[Collection entries]

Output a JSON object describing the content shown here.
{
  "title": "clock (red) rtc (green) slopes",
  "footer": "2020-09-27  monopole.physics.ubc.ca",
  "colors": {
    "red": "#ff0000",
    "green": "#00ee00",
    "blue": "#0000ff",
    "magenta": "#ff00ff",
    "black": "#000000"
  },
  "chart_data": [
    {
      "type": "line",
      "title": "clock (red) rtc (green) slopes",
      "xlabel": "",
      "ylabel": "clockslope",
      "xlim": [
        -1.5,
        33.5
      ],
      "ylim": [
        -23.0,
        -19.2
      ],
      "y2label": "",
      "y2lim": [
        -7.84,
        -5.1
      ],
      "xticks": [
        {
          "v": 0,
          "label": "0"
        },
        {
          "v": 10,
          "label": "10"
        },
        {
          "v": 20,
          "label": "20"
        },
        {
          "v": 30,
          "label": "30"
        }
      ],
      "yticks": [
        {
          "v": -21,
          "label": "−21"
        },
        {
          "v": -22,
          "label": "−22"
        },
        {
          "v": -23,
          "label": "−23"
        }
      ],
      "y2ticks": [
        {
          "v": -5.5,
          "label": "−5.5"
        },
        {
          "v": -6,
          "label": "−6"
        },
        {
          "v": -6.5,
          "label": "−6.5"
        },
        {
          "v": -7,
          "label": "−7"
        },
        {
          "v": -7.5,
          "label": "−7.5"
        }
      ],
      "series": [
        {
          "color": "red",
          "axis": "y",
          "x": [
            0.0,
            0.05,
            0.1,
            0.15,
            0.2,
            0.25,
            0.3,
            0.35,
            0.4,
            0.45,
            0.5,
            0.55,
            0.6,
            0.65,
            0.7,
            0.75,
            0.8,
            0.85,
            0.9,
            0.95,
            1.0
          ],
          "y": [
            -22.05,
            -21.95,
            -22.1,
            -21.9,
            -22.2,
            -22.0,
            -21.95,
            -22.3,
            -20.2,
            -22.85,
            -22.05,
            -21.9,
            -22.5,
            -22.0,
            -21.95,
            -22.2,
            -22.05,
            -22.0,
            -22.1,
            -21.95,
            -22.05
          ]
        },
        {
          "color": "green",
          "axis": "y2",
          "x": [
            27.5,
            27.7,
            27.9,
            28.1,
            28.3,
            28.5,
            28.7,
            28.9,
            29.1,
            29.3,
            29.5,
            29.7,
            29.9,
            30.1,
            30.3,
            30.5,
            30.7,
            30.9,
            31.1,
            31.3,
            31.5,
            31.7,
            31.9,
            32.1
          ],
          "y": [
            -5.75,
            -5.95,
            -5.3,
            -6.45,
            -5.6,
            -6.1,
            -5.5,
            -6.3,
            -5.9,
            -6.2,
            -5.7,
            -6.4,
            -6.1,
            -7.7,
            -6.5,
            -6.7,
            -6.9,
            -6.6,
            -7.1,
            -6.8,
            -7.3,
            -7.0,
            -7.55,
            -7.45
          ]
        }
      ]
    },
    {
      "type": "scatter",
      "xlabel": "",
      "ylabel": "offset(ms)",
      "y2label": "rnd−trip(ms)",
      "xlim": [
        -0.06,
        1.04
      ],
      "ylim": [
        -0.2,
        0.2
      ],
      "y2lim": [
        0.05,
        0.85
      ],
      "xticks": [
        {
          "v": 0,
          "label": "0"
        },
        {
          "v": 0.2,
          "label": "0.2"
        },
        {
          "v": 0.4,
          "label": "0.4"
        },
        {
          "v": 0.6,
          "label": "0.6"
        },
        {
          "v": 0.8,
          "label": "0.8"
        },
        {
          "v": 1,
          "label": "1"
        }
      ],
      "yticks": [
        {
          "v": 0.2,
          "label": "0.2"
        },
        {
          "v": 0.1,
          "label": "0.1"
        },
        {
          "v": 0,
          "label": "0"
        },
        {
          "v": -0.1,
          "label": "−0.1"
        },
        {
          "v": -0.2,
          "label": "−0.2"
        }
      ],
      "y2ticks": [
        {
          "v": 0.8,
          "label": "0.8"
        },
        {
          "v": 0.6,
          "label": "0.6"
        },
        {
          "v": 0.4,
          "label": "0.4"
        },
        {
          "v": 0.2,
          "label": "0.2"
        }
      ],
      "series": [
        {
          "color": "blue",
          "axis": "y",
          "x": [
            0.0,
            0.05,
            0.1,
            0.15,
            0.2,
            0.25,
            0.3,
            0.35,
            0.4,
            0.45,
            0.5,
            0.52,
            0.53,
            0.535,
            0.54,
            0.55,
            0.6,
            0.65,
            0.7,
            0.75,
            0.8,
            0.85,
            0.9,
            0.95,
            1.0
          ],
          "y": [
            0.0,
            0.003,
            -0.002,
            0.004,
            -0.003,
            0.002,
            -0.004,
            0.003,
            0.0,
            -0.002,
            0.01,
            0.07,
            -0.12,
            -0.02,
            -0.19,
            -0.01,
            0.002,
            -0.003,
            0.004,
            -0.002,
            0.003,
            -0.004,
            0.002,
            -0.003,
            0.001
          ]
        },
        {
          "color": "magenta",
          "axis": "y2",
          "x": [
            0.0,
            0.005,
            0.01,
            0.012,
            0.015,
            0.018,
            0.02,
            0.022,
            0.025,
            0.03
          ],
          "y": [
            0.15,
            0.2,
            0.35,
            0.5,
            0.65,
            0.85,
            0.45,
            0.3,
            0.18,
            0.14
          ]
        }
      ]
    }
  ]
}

--- Written instruction ---
Copy out every line of the data above, exactly as given.

--- Solution to the problem ---
Output a JSON object describing the content shown here.
{
  "title": "clock (red) rtc (green) slopes",
  "footer": "2020-09-27  monopole.physics.ubc.ca",
  "colors": {
    "red": "#ff0000",
    "green": "#00ee00",
    "blue": "#0000ff",
    "magenta": "#ff00ff",
    "black": "#000000"
  },
  "chart_data": [
    {
      "type": "line",
      "title": "clock (red) rtc (green) slopes",
      "xlabel": "",
      "ylabel": "clockslope",
      "xlim": [
        -1.5,
        33.5
      ],
      "ylim": [
        -23.0,
        -19.2
      ],
      "y2label": "",
      "y2lim": [
        -7.84,
        -5.1
      ],
      "xticks": [
        {
          "v": 0,
          "label": "0"
        },
        {
          "v": 10,
          "label": "10"
        },
        {
          "v": 20,
          "label": "20"
        },
        {
          "v": 30,
          "label": "30"
        }
      ],
      "yticks": [
        {
          "v": -21,
          "label": "−21"
        },
        {
          "v": -22,
          "label": "−22"
        },
        {
          "v": -23,
          "label": "−23"
        }
      ],
      "y2ticks": [
        {
          "v": -5.5,
          "label": "−5.5"
        },
        {
          "v": -6,
          "label": "−6"
        },
        {
          "v": -6.5,
          "label": "−6.5"
        },
        {
          "v": -7,
          "label": "−7"
        },
        {
          "v": -7.5,
          "label": "−7.5"
        }
      ],
      "series": [
        {
          "color": "red",
          "axis": "y",
          "x": [
            0.0,
            0.05,
            0.1,
            0.15,
            0.2,
            0.25,
            0.3,
            0.35,
            0.4,
            0.45,
            0.5,
            0.55,
            0.6,
            0.65,
            0.7,
            0.75,
            0.8,
            0.85,
            0.9,
            0.95,
            1.0
          ],
          "y": [
            -22.05,
            -21.95,
            -22.1,
            -21.9,
            -22.2,
            -22.0,
            -21.95,
            -22.3,
            -20.2,
            -22.85,
            -22.05,
            -21.9,
            -22.5,
            -22.0,
            -21.95,
            -22.2,
            -22.05,
            -22.0,
            -22.1,
            -21.95,
            -22.05
          ]
        },
        {
          "color": "green",
          "axis": "y2",
          "x": [
            27.5,
            27.7,
            27.9,
            28.1,
            28.3,
            28.5,
            28.7,
            28.9,
            29.1,
            29.3,
            29.5,
            29.7,
            29.9,
            30.1,
            30.3,
            30.5,
            30.7,
            30.9,
            31.1,
            31.3,
            31.5,
            31.7,
            31.9,
            32.1
          ],
          "y": [
            -5.75,
            -5.95,
            -5.3,
            -6.45,
            -5.6,
            -6.1,
            -5.5,
            -6.3,
            -5.9,
            -6.2,
            -5.7,
            -6.4,
            -6.1,
            -7.7,
            -6.5,
            -6.7,
            -6.9,
            -6.6,
            -7.1,
            -6.8,
            -7.3,
            -7.0,
            -7.55,
            -7.45
          ]
        }
      ]
    },
    {
      "type": "scatter",
      "xlabel": "",
      "ylabel": "offset(ms)",
      "y2label": "rnd−trip(ms)",
      "xlim": [
        -0.06,
        1.04
      ],
      "ylim": [
        -0.2,
        0.2
      ],
      "y2lim": [
        0.05,
        0.85
      ],
      "xticks": [
        {
          "v": 0,
          "label": "0"
        },
        {
          "v": 0.2,
          "label": "0.2"
        },
        {
          "v": 0.4,
          "label": "0.4"
        },
        {
          "v": 0.6,
          "label": "0.6"
        },
        {
          "v": 0.8,
          "label": "0.8"
        },
        {
          "v": 1,
          "label": "1"
        }
      ],
      "yticks": [
        {
          "v": 0.2,
          "label": "0.2"
        },
        {
          "v": 0.1,
          "label": "0.1"
        },
        {
          "v": 0,
          "label": "0"
        },
        {
          "v": -0.1,
          "label": "−0.1"
        },
        {
          "v": -0.2,
          "label": "−0.2"
        }
      ],
      "y2ticks": [
        {
          "v": 0.8,
          "label": "0.8"
        },
        {
          "v": 0.6,
          "label": "0.6"
        },
        {
          "v": 0.4,
          "label": "0.4"
        },
        {
          "v": 0.2,
          "label": "0.2"
        }
      ],
      "series": [
        {
          "color": "blue",
          "axis": "y",
          "x": [
            0.0,
            0.05,
            0.1,
            0.15,
            0.2,
            0.25,
            0.3,
            0.35,
            0.4,
            0.45,
            0.5,
            0.52,
            0.53,
            0.535,
            0.54,
            0.55,
            0.6,
            0.65,
            0.7,
            0.75,
            0.8,
            0.85,
            0.9,
            0.95,
            1.0
          ],
          "y": [
            0.0,
            0.003,
            -0.002,
            0.004,
            -0.003,
            0.002,
            -0.004,
            0.003,
            0.0,
            -0.002,
            0.01,
            0.07,
            -0.12,
            -0.02,
            -0.19,
            -0.01,
            0.002,
            -0.003,
            0.004,
            -0.002,
            0.003,
            -0.004,
            0.002,
            -0.003,
            0.001
          ]
        },
        {
          "color": "magenta",
          "axis": "y2",
          "x": [
            0.0,
            0.005,
            0.01,
            0.012,
            0.015,
            0.018,
            0.02,
            0.022,
            0.025,
            0.03
          ],
          "y": [
            0.15,
            0.2,
            0.35,
            0.5,
            0.65,
            0.85,
            0.45,
            0.3,
            0.18,
            0.14
          ]
        }
      ]
    }
  ]
}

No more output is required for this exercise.